La connaissance empirique durable et certaine sur le
système d'enseignement de la plupart des PE nous a permis
d'évaluer leurs perceptions sur les facteurs de blocage
c'est-à-dire les faits qu'ils estiment être les causes de la non
introduction des LN à l'école élémentaire formelle.
En d'autres termes, la connaissance des parents du mode de fonctionnement, des
reformes et des politiques linguistiques sur l'éducation formelle nous
permet de faire une analyse sur la vision ou la compréhension sociale
des blocages de l'enseignement de nos langue à l'école
formelle.

○ ○ ○

**CONSIGNE 1:** Recopiez fidèlement le passage du texte sur l'enseignement des langues à l'école formelle, depuis « La connaissance empirique » jusqu'à « l'école élémentaire formelle. ».
**CONSIGNE 2:** Résumez en deux phrases le texte sur l'enseignement des langues à l'école formelle.
Le matériel placé après le texte est indépendant de celui-ci.

**BLOC DE DONNÉES:**
○ ○ ○

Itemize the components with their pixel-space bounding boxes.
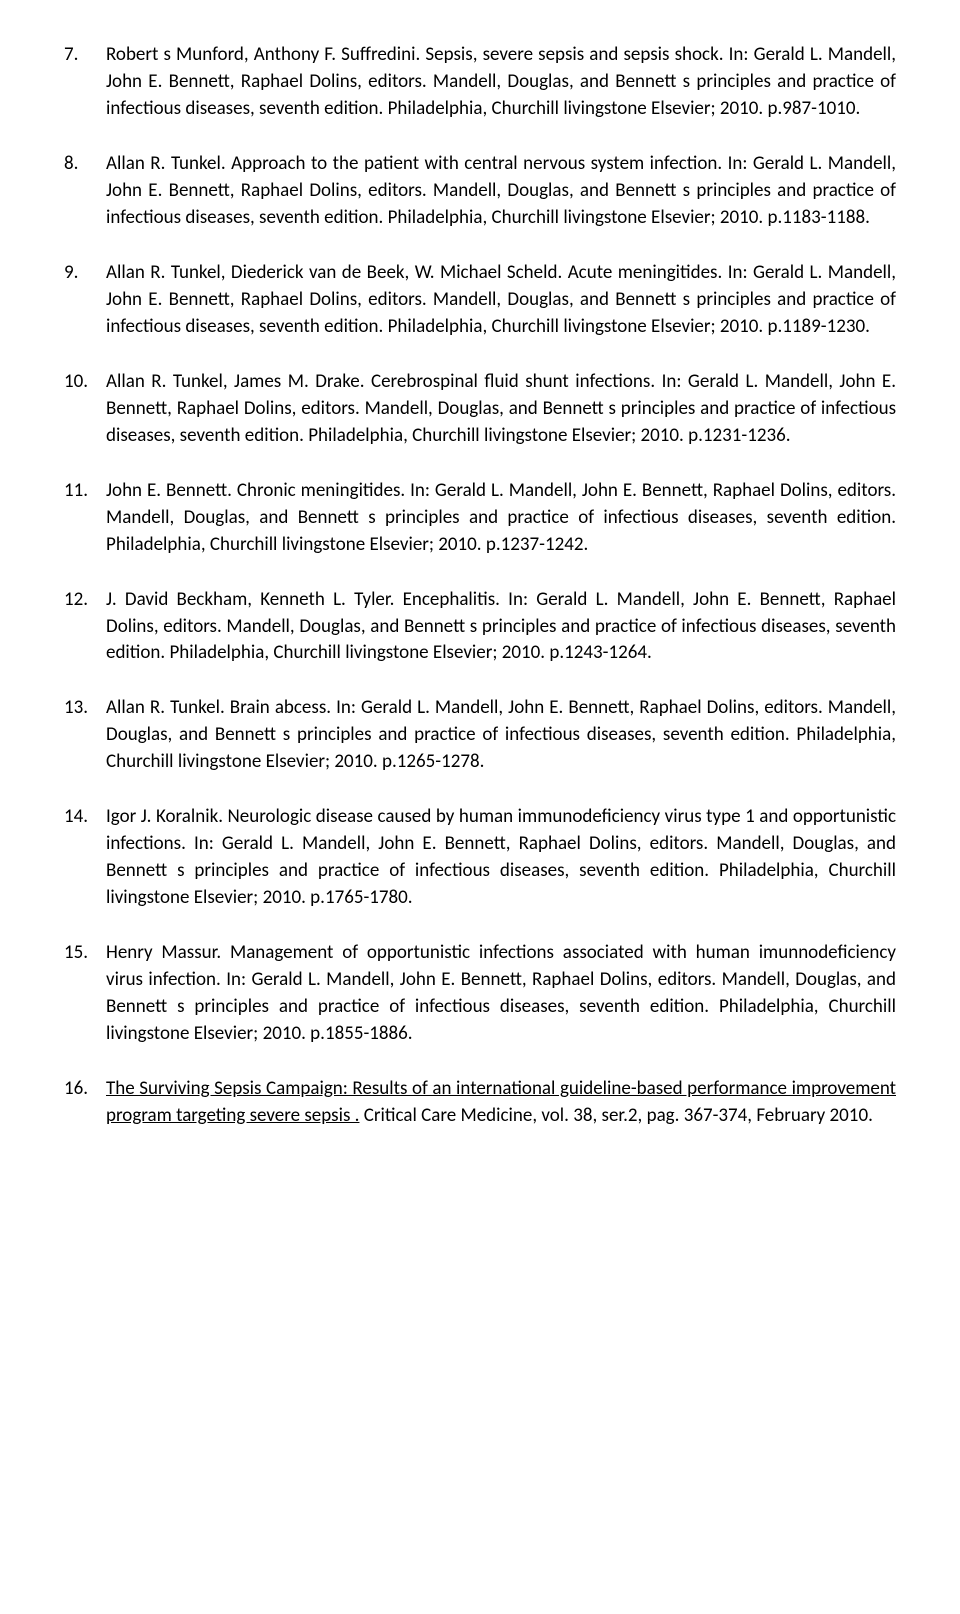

○ ○ ○

**RÉPONSE ATTENDUE 1:**
La connaissance empirique durable et certaine sur le
système d'enseignement de la plupart des PE nous a permis
d'évaluer leurs perceptions sur les facteurs de blocage
c'est-à-dire les faits qu'ils estiment être les causes de la non
introduction des LN à l'école élémentaire formelle.

**RÉPONSE ATTENDUE 2:** La connaissance empirique durable et certaine que la plupart des PE ont du système d'enseignement a permis d'évaluer leurs perceptions des facteurs de blocage, c'est-à-dire des faits qu'ils considèrent comme les causes de la non-introduction des LN à l'école élémentaire formelle. La connaissance qu'ont les parents du fonctionnement, des réformes et des politiques linguistiques de l'éducation formelle permet ainsi d'analyser la vision sociale des blocages de l'enseignement de ces langues à l'école formelle.